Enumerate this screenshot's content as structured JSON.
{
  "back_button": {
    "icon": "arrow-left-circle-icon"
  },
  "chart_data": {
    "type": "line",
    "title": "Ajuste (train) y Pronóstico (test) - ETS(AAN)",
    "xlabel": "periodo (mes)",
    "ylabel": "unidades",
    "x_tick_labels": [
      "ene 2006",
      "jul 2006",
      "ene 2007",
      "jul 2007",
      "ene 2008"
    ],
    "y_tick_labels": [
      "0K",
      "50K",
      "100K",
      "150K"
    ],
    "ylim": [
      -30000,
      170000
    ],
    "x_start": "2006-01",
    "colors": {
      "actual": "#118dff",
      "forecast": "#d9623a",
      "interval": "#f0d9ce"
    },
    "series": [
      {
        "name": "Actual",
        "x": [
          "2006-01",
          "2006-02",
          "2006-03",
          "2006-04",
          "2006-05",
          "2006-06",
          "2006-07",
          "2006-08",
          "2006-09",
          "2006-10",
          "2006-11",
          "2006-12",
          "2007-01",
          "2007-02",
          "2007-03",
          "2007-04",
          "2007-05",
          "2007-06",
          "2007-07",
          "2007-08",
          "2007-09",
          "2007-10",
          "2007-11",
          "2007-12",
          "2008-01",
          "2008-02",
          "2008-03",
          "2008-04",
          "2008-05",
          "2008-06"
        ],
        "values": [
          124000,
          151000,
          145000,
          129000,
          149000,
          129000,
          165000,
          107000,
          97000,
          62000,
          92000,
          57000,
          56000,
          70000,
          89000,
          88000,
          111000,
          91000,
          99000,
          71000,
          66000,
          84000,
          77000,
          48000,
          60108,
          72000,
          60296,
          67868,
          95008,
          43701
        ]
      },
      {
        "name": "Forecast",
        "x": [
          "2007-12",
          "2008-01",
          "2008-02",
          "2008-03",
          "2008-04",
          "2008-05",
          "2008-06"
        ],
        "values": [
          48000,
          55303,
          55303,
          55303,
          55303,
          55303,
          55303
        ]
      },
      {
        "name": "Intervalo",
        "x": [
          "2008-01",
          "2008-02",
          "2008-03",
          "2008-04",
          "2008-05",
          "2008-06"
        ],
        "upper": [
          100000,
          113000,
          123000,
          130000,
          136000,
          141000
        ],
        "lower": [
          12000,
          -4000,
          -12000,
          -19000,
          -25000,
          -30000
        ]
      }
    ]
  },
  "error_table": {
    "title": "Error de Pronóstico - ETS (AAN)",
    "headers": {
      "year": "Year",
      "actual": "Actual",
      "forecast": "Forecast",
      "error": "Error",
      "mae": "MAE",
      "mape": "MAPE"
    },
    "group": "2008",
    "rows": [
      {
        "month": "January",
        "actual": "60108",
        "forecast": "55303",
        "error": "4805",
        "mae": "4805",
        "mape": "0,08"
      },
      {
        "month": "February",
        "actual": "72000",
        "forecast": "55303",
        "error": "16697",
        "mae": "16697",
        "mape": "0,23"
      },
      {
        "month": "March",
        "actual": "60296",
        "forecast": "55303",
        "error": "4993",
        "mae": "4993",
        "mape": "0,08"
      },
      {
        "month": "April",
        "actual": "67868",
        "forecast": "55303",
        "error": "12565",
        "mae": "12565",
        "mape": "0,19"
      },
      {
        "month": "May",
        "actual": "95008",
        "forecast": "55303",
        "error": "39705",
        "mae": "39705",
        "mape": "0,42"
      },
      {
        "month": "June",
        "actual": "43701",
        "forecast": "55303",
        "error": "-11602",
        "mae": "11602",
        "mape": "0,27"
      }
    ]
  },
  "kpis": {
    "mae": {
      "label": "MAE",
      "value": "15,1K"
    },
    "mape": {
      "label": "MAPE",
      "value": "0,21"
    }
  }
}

§ **What is asked**:
Faithfully transcribe the whole of the data.

§ **Written answer**:
Enumerate this screenshot's content as structured JSON.
{
  "back_button": {
    "icon": "arrow-left-circle-icon"
  },
  "chart_data": {
    "type": "line",
    "title": "Ajuste (train) y Pronóstico (test) - ETS(AAN)",
    "xlabel": "periodo (mes)",
    "ylabel": "unidades",
    "x_tick_labels": [
      "ene 2006",
      "jul 2006",
      "ene 2007",
      "jul 2007",
      "ene 2008"
    ],
    "y_tick_labels": [
      "0K",
      "50K",
      "100K",
      "150K"
    ],
    "ylim": [
      -30000,
      170000
    ],
    "x_start": "2006-01",
    "colors": {
      "actual": "#118dff",
      "forecast": "#d9623a",
      "interval": "#f0d9ce"
    },
    "series": [
      {
        "name": "Actual",
        "x": [
          "2006-01",
          "2006-02",
          "2006-03",
          "2006-04",
          "2006-05",
          "2006-06",
          "2006-07",
          "2006-08",
          "2006-09",
          "2006-10",
          "2006-11",
          "2006-12",
          "2007-01",
          "2007-02",
          "2007-03",
          "2007-04",
          "2007-05",
          "2007-06",
          "2007-07",
          "2007-08",
          "2007-09",
          "2007-10",
          "2007-11",
          "2007-12",
          "2008-01",
          "2008-02",
          "2008-03",
          "2008-04",
          "2008-05",
          "2008-06"
        ],
        "values": [
          124000,
          151000,
          145000,
          129000,
          149000,
          129000,
          165000,
          107000,
          97000,
          62000,
          92000,
          57000,
          56000,
          70000,
          89000,
          88000,
          111000,
          91000,
          99000,
          71000,
          66000,
          84000,
          77000,
          48000,
          60108,
          72000,
          60296,
          67868,
          95008,
          43701
        ]
      },
      {
        "name": "Forecast",
        "x": [
          "2007-12",
          "2008-01",
          "2008-02",
          "2008-03",
          "2008-04",
          "2008-05",
          "2008-06"
        ],
        "values": [
          48000,
          55303,
          55303,
          55303,
          55303,
          55303,
          55303
        ]
      },
      {
        "name": "Intervalo",
        "x": [
          "2008-01",
          "2008-02",
          "2008-03",
          "2008-04",
          "2008-05",
          "2008-06"
        ],
        "upper": [
          100000,
          113000,
          123000,
          130000,
          136000,
          141000
        ],
        "lower": [
          12000,
          -4000,
          -12000,
          -19000,
          -25000,
          -30000
        ]
      }
    ]
  },
  "error_table": {
    "title": "Error de Pronóstico - ETS (AAN)",
    "headers": {
      "year": "Year",
      "actual": "Actual",
      "forecast": "Forecast",
      "error": "Error",
      "mae": "MAE",
      "mape": "MAPE"
    },
    "group": "2008",
    "rows": [
      {
        "month": "January",
        "actual": "60108",
        "forecast": "55303",
        "error": "4805",
        "mae": "4805",
        "mape": "0,08"
      },
      {
        "month": "February",
        "actual": "72000",
        "forecast": "55303",
        "error": "16697",
        "mae": "16697",
        "mape": "0,23"
      },
      {
        "month": "March",
        "actual": "60296",
        "forecast": "55303",
        "error": "4993",
        "mae": "4993",
        "mape": "0,08"
      },
      {
        "month": "April",
        "actual": "67868",
        "forecast": "55303",
        "error": "12565",
        "mae": "12565",
        "mape": "0,19"
      },
      {
        "month": "May",
        "actual": "95008",
        "forecast": "55303",
        "error": "39705",
        "mae": "39705",
        "mape": "0,42"
      },
      {
        "month": "June",
        "actual": "43701",
        "forecast": "55303",
        "error": "-11602",
        "mae": "11602",
        "mape": "0,27"
      }
    ]
  },
  "kpis": {
    "mae": {
      "label": "MAE",
      "value": "15,1K"
    },
    "mape": {
      "label": "MAPE",
      "value": "0,21"
    }
  }
}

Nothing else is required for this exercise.